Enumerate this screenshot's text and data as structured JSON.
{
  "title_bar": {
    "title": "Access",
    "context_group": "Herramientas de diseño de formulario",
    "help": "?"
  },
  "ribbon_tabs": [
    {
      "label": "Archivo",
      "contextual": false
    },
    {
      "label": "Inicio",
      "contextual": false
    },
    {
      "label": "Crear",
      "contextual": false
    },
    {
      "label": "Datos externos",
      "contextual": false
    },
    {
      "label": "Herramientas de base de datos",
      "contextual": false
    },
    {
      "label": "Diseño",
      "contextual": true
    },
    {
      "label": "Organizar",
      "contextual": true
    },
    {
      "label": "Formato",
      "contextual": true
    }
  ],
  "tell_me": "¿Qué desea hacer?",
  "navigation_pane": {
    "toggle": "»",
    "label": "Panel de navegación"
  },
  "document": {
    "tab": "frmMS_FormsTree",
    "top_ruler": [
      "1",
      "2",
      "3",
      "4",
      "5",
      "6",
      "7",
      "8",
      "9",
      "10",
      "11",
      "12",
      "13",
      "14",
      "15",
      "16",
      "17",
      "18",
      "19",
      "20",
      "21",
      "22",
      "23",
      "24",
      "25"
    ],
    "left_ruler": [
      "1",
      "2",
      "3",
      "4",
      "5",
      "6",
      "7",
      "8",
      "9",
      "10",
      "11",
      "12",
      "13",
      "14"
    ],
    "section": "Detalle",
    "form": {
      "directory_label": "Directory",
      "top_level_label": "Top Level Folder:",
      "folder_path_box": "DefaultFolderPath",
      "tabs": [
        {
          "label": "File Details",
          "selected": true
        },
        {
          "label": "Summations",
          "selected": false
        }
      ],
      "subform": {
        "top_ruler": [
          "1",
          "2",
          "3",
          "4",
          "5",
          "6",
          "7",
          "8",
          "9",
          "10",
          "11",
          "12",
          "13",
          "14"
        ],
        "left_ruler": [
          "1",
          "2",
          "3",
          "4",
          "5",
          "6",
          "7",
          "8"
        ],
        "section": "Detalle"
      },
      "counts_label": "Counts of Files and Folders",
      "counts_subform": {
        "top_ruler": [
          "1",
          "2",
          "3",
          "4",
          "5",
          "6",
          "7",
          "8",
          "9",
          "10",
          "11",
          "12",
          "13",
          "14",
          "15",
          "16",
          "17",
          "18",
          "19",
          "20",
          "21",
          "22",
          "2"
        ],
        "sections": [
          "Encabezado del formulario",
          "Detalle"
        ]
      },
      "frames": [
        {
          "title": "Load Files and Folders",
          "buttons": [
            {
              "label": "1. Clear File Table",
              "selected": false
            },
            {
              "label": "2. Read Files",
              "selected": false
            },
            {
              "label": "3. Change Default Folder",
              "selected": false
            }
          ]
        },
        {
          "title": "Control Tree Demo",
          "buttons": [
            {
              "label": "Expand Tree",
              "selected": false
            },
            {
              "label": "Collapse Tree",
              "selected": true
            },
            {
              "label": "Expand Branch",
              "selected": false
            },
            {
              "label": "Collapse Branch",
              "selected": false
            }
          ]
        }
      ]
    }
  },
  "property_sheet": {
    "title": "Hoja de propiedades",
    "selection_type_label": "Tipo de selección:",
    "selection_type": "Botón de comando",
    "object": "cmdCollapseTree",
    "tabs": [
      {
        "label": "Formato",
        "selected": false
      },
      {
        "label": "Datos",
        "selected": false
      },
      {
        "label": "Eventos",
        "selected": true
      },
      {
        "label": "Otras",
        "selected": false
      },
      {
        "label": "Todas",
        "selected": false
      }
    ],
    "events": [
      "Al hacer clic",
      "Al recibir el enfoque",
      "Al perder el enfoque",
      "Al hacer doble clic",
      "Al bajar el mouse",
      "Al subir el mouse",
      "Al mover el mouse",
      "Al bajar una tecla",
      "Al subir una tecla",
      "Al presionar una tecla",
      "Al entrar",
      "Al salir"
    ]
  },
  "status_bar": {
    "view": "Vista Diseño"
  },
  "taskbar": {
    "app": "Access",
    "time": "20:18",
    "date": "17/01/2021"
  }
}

* * *

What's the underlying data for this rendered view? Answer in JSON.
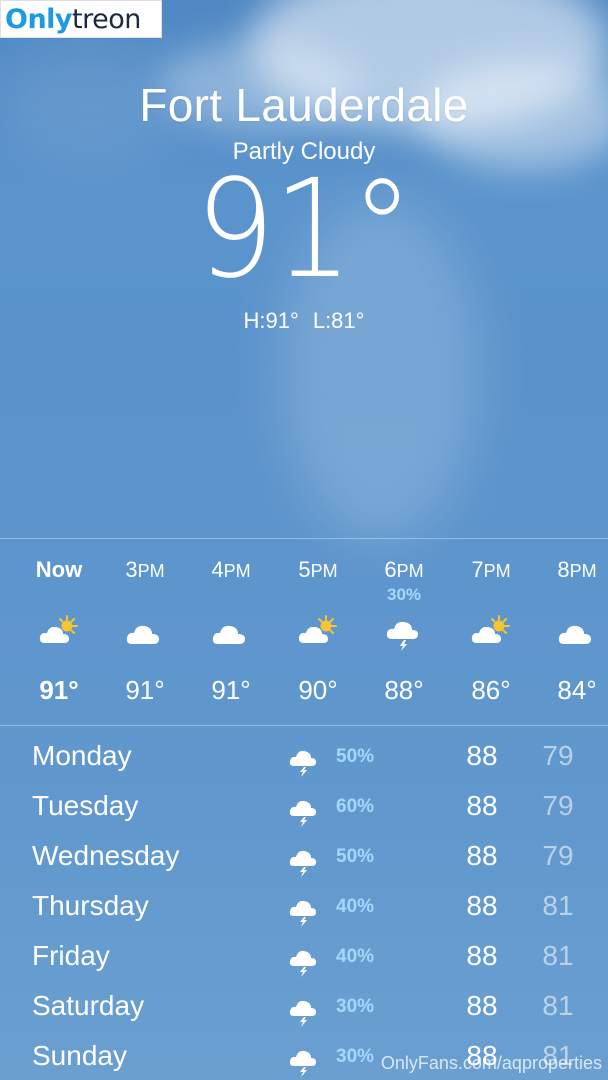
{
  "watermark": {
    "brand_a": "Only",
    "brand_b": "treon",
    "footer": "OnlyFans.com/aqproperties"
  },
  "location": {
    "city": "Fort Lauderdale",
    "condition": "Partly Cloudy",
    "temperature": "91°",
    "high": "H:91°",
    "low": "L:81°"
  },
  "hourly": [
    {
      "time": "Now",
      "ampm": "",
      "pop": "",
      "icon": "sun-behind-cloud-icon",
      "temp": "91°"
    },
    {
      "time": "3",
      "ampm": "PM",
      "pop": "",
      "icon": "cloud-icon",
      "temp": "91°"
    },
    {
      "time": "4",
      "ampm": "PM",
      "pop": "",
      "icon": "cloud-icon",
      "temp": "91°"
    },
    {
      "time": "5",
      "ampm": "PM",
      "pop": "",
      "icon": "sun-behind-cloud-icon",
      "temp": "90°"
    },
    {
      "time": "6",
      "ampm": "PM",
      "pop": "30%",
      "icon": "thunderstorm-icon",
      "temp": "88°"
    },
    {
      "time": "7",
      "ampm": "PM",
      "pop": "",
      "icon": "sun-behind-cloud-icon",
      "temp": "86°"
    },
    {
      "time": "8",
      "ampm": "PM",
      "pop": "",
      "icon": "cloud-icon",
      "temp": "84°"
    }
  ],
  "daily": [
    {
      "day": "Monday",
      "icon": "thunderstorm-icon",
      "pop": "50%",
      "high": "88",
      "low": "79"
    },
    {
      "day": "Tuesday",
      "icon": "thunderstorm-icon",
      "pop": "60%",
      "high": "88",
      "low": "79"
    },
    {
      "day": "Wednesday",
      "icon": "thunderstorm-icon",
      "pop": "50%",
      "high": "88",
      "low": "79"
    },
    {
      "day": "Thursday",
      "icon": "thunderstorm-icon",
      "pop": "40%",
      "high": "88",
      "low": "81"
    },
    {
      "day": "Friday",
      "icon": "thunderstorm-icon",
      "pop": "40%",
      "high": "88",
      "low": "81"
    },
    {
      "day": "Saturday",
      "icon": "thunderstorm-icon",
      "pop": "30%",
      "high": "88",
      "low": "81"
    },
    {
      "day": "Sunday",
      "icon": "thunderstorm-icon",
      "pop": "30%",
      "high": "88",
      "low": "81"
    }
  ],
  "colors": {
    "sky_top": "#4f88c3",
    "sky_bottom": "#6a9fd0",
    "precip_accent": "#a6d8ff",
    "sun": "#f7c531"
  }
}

● **Set problem**: Search the data above for lines holding "Expand" and copy each of them.

● **Written answer**:
              "label": "Expand Tree",
              "label": "Expand Branch",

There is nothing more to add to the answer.